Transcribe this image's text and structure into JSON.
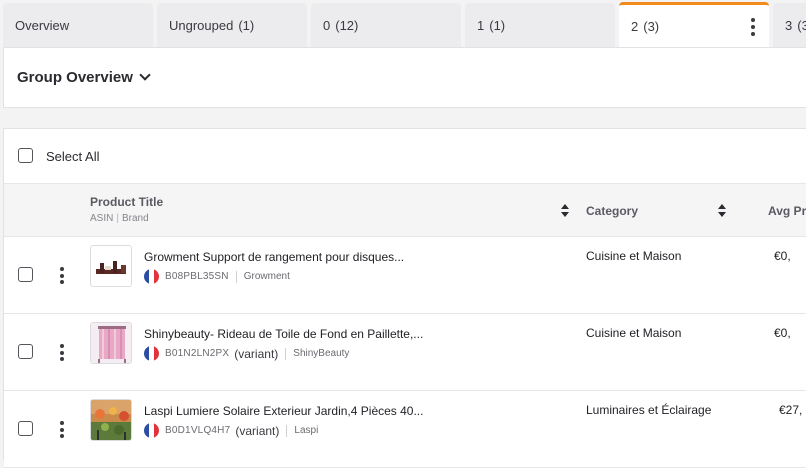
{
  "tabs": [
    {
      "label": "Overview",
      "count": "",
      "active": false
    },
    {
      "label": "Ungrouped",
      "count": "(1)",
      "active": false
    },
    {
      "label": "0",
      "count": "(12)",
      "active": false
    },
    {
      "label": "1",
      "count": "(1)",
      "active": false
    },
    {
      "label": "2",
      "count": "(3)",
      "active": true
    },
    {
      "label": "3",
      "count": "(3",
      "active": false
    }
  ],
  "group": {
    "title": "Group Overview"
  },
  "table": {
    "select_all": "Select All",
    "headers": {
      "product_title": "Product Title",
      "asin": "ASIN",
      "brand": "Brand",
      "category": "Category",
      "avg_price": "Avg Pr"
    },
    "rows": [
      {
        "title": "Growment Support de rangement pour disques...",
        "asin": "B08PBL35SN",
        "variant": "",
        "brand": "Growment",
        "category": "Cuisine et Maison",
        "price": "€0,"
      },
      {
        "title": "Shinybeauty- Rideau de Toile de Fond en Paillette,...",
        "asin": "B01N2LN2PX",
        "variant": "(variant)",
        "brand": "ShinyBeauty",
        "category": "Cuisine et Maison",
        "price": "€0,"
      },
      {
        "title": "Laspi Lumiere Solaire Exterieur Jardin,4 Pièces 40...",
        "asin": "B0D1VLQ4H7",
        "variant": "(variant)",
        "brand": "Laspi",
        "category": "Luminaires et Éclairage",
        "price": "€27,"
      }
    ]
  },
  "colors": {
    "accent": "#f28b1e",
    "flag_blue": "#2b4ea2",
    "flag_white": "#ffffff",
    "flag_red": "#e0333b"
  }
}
---------------
_Required task_.
Set down the complete material exactly, but do not include the images.

_Right answer_.
Transcribe this image's text and structure into JSON.
{
  "tabs": [
    {
      "label": "Overview",
      "count": "",
      "active": false
    },
    {
      "label": "Ungrouped",
      "count": "(1)",
      "active": false
    },
    {
      "label": "0",
      "count": "(12)",
      "active": false
    },
    {
      "label": "1",
      "count": "(1)",
      "active": false
    },
    {
      "label": "2",
      "count": "(3)",
      "active": true
    },
    {
      "label": "3",
      "count": "(3",
      "active": false
    }
  ],
  "group": {
    "title": "Group Overview"
  },
  "table": {
    "select_all": "Select All",
    "headers": {
      "product_title": "Product Title",
      "asin": "ASIN",
      "brand": "Brand",
      "category": "Category",
      "avg_price": "Avg Pr"
    },
    "rows": [
      {
        "title": "Growment Support de rangement pour disques...",
        "asin": "B08PBL35SN",
        "variant": "",
        "brand": "Growment",
        "category": "Cuisine et Maison",
        "price": "€0,"
      },
      {
        "title": "Shinybeauty- Rideau de Toile de Fond en Paillette,...",
        "asin": "B01N2LN2PX",
        "variant": "(variant)",
        "brand": "ShinyBeauty",
        "category": "Cuisine et Maison",
        "price": "€0,"
      },
      {
        "title": "Laspi Lumiere Solaire Exterieur Jardin,4 Pièces 40...",
        "asin": "B0D1VLQ4H7",
        "variant": "(variant)",
        "brand": "Laspi",
        "category": "Luminaires et Éclairage",
        "price": "€27,"
      }
    ]
  },
  "colors": {
    "accent": "#f28b1e",
    "flag_blue": "#2b4ea2",
    "flag_white": "#ffffff",
    "flag_red": "#e0333b"
  }
}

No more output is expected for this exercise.